• [What to produce]
Give back all the data exactly, line by line.

• [Data]
-----

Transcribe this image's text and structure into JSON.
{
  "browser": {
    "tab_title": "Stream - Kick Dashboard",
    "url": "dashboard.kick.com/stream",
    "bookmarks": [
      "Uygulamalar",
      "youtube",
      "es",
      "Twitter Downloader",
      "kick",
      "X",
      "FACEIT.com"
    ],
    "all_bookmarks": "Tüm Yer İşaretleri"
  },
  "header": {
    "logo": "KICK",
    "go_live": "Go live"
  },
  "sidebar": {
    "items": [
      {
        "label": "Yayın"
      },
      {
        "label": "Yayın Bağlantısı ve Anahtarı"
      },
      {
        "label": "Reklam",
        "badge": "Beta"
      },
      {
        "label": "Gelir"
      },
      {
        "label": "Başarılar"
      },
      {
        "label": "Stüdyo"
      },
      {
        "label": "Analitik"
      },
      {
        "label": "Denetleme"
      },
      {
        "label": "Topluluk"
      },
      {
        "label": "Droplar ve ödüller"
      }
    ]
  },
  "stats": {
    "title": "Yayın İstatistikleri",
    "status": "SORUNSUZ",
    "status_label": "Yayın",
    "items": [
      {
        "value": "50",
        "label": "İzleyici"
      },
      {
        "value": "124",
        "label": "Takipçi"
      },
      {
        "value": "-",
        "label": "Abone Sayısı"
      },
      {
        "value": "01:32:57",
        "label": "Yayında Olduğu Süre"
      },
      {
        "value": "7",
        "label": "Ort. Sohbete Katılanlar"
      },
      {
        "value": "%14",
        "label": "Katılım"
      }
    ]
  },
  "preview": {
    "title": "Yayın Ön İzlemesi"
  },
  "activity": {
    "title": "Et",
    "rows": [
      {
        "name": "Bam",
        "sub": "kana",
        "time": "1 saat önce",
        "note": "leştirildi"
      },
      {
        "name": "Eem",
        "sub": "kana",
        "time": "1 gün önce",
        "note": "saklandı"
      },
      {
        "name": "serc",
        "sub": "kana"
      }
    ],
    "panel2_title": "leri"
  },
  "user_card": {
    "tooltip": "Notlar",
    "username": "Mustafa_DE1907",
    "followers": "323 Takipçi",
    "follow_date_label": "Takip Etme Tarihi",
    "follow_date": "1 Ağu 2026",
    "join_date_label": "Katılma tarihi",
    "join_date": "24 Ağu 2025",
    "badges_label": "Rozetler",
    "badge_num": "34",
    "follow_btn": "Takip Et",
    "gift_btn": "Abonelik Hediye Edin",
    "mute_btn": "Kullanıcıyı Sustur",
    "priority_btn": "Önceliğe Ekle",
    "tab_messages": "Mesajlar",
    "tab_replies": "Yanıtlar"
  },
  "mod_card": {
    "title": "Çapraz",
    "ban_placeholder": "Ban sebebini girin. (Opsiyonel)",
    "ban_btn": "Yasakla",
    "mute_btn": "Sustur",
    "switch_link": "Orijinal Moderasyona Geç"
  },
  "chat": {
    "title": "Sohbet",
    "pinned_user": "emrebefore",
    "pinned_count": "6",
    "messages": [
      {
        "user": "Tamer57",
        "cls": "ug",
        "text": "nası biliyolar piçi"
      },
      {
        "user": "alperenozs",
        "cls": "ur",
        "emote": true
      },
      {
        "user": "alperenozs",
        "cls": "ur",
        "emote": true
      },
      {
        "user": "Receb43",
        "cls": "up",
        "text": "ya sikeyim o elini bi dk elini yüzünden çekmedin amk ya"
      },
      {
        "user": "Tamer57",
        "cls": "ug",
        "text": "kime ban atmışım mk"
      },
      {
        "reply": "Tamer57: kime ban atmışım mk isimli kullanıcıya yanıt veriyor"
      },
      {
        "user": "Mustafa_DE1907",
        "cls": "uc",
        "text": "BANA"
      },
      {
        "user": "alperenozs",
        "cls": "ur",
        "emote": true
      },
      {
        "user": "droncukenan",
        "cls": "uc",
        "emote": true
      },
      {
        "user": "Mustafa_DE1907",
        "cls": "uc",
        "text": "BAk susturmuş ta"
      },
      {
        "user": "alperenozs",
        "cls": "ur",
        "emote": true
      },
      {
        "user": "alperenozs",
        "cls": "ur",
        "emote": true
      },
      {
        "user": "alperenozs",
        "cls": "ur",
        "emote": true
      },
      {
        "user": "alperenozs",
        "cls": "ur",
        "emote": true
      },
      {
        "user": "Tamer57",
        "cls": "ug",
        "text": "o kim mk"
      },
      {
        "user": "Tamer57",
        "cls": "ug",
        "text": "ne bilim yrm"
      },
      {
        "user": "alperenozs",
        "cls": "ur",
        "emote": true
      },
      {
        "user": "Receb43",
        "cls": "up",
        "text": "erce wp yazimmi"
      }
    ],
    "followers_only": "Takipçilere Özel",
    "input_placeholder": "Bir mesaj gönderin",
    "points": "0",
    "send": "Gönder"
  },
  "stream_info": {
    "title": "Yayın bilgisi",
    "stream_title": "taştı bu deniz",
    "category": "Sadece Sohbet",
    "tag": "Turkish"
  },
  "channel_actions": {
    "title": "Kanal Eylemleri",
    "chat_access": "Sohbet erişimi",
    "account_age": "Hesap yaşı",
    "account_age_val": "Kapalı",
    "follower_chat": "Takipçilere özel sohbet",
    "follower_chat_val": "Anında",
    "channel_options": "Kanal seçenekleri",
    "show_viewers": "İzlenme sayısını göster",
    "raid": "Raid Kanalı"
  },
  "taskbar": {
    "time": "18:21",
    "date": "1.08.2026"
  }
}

-----

• [Task solution]
Transcribe this image's text and structure into JSON.
{
  "browser": {
    "tab_title": "Stream - Kick Dashboard",
    "url": "dashboard.kick.com/stream",
    "bookmarks": [
      "Uygulamalar",
      "youtube",
      "es",
      "Twitter Downloader",
      "kick",
      "X",
      "FACEIT.com"
    ],
    "all_bookmarks": "Tüm Yer İşaretleri"
  },
  "header": {
    "logo": "KICK",
    "go_live": "Go live"
  },
  "sidebar": {
    "items": [
      {
        "label": "Yayın"
      },
      {
        "label": "Yayın Bağlantısı ve Anahtarı"
      },
      {
        "label": "Reklam",
        "badge": "Beta"
      },
      {
        "label": "Gelir"
      },
      {
        "label": "Başarılar"
      },
      {
        "label": "Stüdyo"
      },
      {
        "label": "Analitik"
      },
      {
        "label": "Denetleme"
      },
      {
        "label": "Topluluk"
      },
      {
        "label": "Droplar ve ödüller"
      }
    ]
  },
  "stats": {
    "title": "Yayın İstatistikleri",
    "status": "SORUNSUZ",
    "status_label": "Yayın",
    "items": [
      {
        "value": "50",
        "label": "İzleyici"
      },
      {
        "value": "124",
        "label": "Takipçi"
      },
      {
        "value": "-",
        "label": "Abone Sayısı"
      },
      {
        "value": "01:32:57",
        "label": "Yayında Olduğu Süre"
      },
      {
        "value": "7",
        "label": "Ort. Sohbete Katılanlar"
      },
      {
        "value": "%14",
        "label": "Katılım"
      }
    ]
  },
  "preview": {
    "title": "Yayın Ön İzlemesi"
  },
  "activity": {
    "title": "Et",
    "rows": [
      {
        "name": "Bam",
        "sub": "kana",
        "time": "1 saat önce",
        "note": "leştirildi"
      },
      {
        "name": "Eem",
        "sub": "kana",
        "time": "1 gün önce",
        "note": "saklandı"
      },
      {
        "name": "serc",
        "sub": "kana"
      }
    ],
    "panel2_title": "leri"
  },
  "user_card": {
    "tooltip": "Notlar",
    "username": "Mustafa_DE1907",
    "followers": "323 Takipçi",
    "follow_date_label": "Takip Etme Tarihi",
    "follow_date": "1 Ağu 2026",
    "join_date_label": "Katılma tarihi",
    "join_date": "24 Ağu 2025",
    "badges_label": "Rozetler",
    "badge_num": "34",
    "follow_btn": "Takip Et",
    "gift_btn": "Abonelik Hediye Edin",
    "mute_btn": "Kullanıcıyı Sustur",
    "priority_btn": "Önceliğe Ekle",
    "tab_messages": "Mesajlar",
    "tab_replies": "Yanıtlar"
  },
  "mod_card": {
    "title": "Çapraz",
    "ban_placeholder": "Ban sebebini girin. (Opsiyonel)",
    "ban_btn": "Yasakla",
    "mute_btn": "Sustur",
    "switch_link": "Orijinal Moderasyona Geç"
  },
  "chat": {
    "title": "Sohbet",
    "pinned_user": "emrebefore",
    "pinned_count": "6",
    "messages": [
      {
        "user": "Tamer57",
        "cls": "ug",
        "text": "nası biliyolar piçi"
      },
      {
        "user": "alperenozs",
        "cls": "ur",
        "emote": true
      },
      {
        "user": "alperenozs",
        "cls": "ur",
        "emote": true
      },
      {
        "user": "Receb43",
        "cls": "up",
        "text": "ya sikeyim o elini bi dk elini yüzünden çekmedin amk ya"
      },
      {
        "user": "Tamer57",
        "cls": "ug",
        "text": "kime ban atmışım mk"
      },
      {
        "reply": "Tamer57: kime ban atmışım mk isimli kullanıcıya yanıt veriyor"
      },
      {
        "user": "Mustafa_DE1907",
        "cls": "uc",
        "text": "BANA"
      },
      {
        "user": "alperenozs",
        "cls": "ur",
        "emote": true
      },
      {
        "user": "droncukenan",
        "cls": "uc",
        "emote": true
      },
      {
        "user": "Mustafa_DE1907",
        "cls": "uc",
        "text": "BAk susturmuş ta"
      },
      {
        "user": "alperenozs",
        "cls": "ur",
        "emote": true
      },
      {
        "user": "alperenozs",
        "cls": "ur",
        "emote": true
      },
      {
        "user": "alperenozs",
        "cls": "ur",
        "emote": true
      },
      {
        "user": "alperenozs",
        "cls": "ur",
        "emote": true
      },
      {
        "user": "Tamer57",
        "cls": "ug",
        "text": "o kim mk"
      },
      {
        "user": "Tamer57",
        "cls": "ug",
        "text": "ne bilim yrm"
      },
      {
        "user": "alperenozs",
        "cls": "ur",
        "emote": true
      },
      {
        "user": "Receb43",
        "cls": "up",
        "text": "erce wp yazimmi"
      }
    ],
    "followers_only": "Takipçilere Özel",
    "input_placeholder": "Bir mesaj gönderin",
    "points": "0",
    "send": "Gönder"
  },
  "stream_info": {
    "title": "Yayın bilgisi",
    "stream_title": "taştı bu deniz",
    "category": "Sadece Sohbet",
    "tag": "Turkish"
  },
  "channel_actions": {
    "title": "Kanal Eylemleri",
    "chat_access": "Sohbet erişimi",
    "account_age": "Hesap yaşı",
    "account_age_val": "Kapalı",
    "follower_chat": "Takipçilere özel sohbet",
    "follower_chat_val": "Anında",
    "channel_options": "Kanal seçenekleri",
    "show_viewers": "İzlenme sayısını göster",
    "raid": "Raid Kanalı"
  },
  "taskbar": {
    "time": "18:21",
    "date": "1.08.2026"
  }
}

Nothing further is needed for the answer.